------ Material to process ------

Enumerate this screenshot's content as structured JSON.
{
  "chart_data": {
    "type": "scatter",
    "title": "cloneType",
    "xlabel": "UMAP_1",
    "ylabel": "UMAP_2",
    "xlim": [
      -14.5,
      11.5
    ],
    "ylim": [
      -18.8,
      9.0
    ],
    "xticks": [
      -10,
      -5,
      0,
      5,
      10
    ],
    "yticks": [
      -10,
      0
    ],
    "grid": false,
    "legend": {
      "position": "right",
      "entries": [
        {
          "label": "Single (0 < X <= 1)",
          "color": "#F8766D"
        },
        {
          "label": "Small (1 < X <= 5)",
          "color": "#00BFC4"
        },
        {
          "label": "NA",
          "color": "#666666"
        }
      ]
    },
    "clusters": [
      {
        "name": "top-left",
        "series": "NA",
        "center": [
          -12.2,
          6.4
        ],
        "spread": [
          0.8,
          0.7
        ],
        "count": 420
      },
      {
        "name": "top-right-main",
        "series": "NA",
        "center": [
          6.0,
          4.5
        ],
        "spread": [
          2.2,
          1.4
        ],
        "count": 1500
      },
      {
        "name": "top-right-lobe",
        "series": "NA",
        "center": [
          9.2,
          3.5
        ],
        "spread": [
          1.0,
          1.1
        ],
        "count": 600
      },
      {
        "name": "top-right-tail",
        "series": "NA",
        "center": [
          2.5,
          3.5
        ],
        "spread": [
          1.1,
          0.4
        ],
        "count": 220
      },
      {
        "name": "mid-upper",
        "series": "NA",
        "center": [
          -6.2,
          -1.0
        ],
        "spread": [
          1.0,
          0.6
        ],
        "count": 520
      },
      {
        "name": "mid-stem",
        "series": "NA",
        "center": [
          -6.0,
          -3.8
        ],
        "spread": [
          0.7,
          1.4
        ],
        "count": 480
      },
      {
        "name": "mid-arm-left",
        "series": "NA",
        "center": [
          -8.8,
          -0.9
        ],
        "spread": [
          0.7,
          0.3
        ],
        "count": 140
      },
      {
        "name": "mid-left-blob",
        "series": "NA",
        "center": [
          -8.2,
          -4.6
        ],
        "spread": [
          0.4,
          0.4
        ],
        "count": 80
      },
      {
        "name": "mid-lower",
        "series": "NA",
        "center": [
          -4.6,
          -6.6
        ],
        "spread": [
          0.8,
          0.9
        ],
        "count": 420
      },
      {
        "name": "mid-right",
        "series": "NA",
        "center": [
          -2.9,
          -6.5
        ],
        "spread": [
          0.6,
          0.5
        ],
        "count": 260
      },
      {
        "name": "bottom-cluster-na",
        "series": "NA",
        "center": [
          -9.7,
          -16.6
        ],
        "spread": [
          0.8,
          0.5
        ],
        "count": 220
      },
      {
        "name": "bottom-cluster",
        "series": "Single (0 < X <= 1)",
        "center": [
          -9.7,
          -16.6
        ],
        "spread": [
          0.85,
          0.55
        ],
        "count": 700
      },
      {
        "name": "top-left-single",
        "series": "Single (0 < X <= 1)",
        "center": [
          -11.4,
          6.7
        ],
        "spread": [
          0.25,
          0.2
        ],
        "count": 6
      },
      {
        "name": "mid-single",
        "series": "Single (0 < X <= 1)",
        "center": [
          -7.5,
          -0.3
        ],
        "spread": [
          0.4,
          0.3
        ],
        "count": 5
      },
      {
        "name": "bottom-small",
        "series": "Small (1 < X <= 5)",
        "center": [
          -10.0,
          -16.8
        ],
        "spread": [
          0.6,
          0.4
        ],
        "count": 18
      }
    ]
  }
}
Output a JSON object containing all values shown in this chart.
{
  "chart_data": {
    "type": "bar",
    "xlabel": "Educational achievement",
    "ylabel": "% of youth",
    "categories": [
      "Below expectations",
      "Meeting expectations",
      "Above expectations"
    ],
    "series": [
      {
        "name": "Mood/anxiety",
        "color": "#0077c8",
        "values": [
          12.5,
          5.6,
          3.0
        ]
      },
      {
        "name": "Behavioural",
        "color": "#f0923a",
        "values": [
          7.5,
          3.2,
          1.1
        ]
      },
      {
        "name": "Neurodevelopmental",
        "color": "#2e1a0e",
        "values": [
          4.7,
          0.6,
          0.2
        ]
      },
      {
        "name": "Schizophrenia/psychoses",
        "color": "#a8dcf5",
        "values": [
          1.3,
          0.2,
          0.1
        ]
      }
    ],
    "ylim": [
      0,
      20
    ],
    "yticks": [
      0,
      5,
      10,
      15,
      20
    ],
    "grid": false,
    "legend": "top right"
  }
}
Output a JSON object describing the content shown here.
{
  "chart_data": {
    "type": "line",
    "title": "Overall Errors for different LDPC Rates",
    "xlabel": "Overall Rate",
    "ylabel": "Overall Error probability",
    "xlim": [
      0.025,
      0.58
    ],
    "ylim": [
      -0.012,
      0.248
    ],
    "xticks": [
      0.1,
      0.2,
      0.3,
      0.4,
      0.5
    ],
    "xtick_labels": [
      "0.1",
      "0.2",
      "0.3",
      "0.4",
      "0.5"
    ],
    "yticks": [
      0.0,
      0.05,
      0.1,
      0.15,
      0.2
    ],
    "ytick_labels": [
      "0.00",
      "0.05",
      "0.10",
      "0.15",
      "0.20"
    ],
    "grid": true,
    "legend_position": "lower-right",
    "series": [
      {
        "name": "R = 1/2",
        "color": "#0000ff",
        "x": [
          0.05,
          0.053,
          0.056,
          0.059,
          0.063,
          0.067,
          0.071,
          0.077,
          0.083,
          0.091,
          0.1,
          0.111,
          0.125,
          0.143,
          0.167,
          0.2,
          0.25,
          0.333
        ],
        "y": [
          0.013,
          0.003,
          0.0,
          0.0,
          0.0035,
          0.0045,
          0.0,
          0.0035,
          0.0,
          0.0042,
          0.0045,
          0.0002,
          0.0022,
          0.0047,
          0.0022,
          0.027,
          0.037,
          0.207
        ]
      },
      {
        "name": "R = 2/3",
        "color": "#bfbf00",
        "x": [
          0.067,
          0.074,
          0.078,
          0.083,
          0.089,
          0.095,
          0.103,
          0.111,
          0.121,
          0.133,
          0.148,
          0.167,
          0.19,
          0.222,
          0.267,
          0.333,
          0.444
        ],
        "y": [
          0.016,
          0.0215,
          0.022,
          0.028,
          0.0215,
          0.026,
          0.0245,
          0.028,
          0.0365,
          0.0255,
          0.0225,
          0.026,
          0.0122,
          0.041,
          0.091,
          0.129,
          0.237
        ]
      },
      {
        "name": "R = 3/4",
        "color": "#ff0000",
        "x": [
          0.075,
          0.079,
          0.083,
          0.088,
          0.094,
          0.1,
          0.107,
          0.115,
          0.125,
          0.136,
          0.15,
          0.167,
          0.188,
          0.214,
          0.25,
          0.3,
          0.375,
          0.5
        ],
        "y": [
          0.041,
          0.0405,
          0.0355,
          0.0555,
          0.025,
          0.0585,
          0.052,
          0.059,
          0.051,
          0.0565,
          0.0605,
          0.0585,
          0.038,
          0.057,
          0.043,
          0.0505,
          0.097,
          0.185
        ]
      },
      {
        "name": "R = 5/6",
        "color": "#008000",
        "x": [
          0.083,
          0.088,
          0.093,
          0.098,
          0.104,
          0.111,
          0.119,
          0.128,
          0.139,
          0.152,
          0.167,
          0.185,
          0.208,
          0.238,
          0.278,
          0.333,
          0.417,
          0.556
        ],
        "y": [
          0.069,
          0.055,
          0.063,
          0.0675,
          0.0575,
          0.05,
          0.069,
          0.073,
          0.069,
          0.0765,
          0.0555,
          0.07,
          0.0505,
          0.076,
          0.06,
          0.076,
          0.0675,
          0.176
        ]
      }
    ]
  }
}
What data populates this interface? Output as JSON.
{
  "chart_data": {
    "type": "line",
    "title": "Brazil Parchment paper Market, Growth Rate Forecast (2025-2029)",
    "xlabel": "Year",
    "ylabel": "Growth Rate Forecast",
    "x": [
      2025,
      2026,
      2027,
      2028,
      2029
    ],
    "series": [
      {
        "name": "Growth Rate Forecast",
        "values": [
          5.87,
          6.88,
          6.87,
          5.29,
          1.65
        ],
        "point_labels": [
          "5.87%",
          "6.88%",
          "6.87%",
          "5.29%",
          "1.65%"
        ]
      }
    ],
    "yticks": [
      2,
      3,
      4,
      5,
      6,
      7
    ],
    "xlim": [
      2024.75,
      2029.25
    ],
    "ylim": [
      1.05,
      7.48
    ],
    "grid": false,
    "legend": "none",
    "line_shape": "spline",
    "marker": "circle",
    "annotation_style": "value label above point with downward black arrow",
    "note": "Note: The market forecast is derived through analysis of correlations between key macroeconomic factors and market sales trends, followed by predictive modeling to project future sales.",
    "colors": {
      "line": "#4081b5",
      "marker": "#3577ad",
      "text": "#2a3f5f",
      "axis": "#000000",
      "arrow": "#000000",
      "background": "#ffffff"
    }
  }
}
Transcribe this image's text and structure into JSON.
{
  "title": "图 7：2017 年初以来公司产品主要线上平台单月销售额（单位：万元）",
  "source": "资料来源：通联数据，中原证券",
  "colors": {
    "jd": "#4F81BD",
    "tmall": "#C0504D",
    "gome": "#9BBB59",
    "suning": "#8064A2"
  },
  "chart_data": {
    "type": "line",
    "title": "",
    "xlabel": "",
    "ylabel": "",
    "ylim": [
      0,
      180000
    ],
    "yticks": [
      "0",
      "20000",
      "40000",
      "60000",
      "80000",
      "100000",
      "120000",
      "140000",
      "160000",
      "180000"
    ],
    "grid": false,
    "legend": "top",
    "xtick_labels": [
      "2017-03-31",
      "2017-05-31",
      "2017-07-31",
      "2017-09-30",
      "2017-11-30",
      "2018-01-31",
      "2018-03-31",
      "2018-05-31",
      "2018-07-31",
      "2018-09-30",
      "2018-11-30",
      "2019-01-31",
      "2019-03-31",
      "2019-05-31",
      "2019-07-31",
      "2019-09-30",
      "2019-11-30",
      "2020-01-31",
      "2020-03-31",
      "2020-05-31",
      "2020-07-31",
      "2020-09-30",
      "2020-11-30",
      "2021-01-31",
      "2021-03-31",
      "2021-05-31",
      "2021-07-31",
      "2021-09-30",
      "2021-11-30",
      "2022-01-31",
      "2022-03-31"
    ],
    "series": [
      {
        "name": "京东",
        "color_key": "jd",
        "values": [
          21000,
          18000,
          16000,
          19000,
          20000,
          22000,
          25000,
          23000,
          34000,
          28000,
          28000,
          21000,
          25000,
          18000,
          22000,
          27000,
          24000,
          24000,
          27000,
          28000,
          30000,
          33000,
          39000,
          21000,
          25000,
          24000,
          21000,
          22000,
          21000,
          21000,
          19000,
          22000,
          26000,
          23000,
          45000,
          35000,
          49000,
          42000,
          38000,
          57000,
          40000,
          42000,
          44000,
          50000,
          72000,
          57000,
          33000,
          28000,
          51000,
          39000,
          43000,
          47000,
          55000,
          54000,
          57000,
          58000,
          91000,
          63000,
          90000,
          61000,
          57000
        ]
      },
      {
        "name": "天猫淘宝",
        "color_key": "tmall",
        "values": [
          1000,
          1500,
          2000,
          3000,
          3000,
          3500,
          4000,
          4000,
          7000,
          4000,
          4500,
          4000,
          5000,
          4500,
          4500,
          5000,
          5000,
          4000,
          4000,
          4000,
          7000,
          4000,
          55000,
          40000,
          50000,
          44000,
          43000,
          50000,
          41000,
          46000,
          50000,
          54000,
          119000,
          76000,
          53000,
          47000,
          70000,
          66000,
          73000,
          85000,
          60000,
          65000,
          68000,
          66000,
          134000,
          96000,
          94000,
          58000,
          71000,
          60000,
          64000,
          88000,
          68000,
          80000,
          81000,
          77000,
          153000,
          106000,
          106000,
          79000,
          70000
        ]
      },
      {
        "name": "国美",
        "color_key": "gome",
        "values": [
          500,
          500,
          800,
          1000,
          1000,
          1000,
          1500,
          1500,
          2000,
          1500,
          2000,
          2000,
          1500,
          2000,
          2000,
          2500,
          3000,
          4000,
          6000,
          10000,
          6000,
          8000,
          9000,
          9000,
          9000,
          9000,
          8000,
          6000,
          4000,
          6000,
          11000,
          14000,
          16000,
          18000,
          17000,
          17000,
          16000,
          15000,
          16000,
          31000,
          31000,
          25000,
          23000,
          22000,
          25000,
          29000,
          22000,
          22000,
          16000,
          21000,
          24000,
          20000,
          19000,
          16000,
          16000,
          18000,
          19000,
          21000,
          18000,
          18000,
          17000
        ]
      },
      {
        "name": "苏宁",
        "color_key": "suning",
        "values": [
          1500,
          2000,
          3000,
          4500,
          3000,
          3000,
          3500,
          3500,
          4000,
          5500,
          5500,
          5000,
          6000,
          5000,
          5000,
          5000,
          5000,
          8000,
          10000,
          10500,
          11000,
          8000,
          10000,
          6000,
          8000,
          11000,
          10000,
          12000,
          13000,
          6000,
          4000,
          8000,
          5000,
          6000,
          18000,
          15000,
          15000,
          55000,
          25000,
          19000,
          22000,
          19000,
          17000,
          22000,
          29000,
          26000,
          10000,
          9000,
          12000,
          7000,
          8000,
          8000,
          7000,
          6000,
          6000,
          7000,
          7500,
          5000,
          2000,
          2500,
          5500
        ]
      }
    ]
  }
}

------

• **What the exercise asks**: Using the records above, gather all lines where the string "shown" is present.

• **Answer to the task**:
Output a JSON object containing all values shown in this chart.
Output a JSON object describing the content shown here.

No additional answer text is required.